**To be done:** Without altering anything, output the material below.

start Supplied entries

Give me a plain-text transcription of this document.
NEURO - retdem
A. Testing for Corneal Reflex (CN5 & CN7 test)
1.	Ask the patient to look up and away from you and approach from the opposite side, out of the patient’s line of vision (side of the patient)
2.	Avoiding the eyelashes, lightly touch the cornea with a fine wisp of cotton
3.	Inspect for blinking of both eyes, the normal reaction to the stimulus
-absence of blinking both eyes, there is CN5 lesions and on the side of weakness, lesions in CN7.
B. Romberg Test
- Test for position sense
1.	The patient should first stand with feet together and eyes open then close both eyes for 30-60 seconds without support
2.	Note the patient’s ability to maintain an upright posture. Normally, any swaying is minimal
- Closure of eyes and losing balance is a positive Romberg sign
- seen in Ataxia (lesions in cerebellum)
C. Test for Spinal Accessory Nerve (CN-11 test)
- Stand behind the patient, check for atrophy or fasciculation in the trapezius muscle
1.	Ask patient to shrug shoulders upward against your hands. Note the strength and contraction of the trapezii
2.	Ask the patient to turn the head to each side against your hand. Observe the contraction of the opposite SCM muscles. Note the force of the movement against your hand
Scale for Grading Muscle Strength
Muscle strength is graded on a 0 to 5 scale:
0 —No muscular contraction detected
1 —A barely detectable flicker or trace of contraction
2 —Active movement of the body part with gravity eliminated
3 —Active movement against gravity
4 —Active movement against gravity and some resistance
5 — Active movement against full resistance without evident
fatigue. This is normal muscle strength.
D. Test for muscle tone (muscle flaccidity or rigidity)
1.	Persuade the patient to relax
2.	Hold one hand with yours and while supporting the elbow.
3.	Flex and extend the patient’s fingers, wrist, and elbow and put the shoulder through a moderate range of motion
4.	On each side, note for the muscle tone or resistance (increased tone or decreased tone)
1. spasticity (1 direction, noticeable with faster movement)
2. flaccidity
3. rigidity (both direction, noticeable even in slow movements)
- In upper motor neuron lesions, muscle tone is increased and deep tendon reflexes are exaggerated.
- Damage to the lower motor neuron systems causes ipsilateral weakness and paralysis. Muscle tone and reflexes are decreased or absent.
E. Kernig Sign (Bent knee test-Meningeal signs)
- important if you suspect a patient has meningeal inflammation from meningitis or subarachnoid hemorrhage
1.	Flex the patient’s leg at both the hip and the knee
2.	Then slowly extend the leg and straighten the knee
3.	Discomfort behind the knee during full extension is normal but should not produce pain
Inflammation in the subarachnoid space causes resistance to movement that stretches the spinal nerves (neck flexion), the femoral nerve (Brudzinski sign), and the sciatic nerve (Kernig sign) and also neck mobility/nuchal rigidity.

end Supplied entries

**Final answer:**
Give me a plain-text transcription of this document.
NEURO - retdem
A. Testing for Corneal Reflex (CN5 & CN7 test)
1.	Ask the patient to look up and away from you and approach from the opposite side, out of the patient’s line of vision (side of the patient)
2.	Avoiding the eyelashes, lightly touch the cornea with a fine wisp of cotton
3.	Inspect for blinking of both eyes, the normal reaction to the stimulus
-absence of blinking both eyes, there is CN5 lesions and on the side of weakness, lesions in CN7.
B. Romberg Test
- Test for position sense
1.	The patient should first stand with feet together and eyes open then close both eyes for 30-60 seconds without support
2.	Note the patient’s ability to maintain an upright posture. Normally, any swaying is minimal
- Closure of eyes and losing balance is a positive Romberg sign
- seen in Ataxia (lesions in cerebellum)
C. Test for Spinal Accessory Nerve (CN-11 test)
- Stand behind the patient, check for atrophy or fasciculation in the trapezius muscle
1.	Ask patient to shrug shoulders upward against your hands. Note the strength and contraction of the trapezii
2.	Ask the patient to turn the head to each side against your hand. Observe the contraction of the opposite SCM muscles. Note the force of the movement against your hand
Scale for Grading Muscle Strength
Muscle strength is graded on a 0 to 5 scale:
0 —No muscular contraction detected
1 —A barely detectable flicker or trace of contraction
2 —Active movement of the body part with gravity eliminated
3 —Active movement against gravity
4 —Active movement against gravity and some resistance
5 — Active movement against full resistance without evident
fatigue. This is normal muscle strength.
D. Test for muscle tone (muscle flaccidity or rigidity)
1.	Persuade the patient to relax
2.	Hold one hand with yours and while supporting the elbow.
3.	Flex and extend the patient’s fingers, wrist, and elbow and put the shoulder through a moderate range of motion
4.	On each side, note for the muscle tone or resistance (increased tone or decreased tone)
1. spasticity (1 direction, noticeable with faster movement)
2. flaccidity
3. rigidity (both direction, noticeable even in slow movements)
- In upper motor neuron lesions, muscle tone is increased and deep tendon reflexes are exaggerated.
- Damage to the lower motor neuron systems causes ipsilateral weakness and paralysis. Muscle tone and reflexes are decreased or absent.
E. Kernig Sign (Bent knee test-Meningeal signs)
- important if you suspect a patient has meningeal inflammation from meningitis or subarachnoid hemorrhage
1.	Flex the patient’s leg at both the hip and the knee
2.	Then slowly extend the leg and straighten the knee
3.	Discomfort behind the knee during full extension is normal but should not produce pain
Inflammation in the subarachnoid space causes resistance to movement that stretches the spinal nerves (neck flexion), the femoral nerve (Brudzinski sign), and the sciatic nerve (Kernig sign) and also neck mobility/nuchal rigidity.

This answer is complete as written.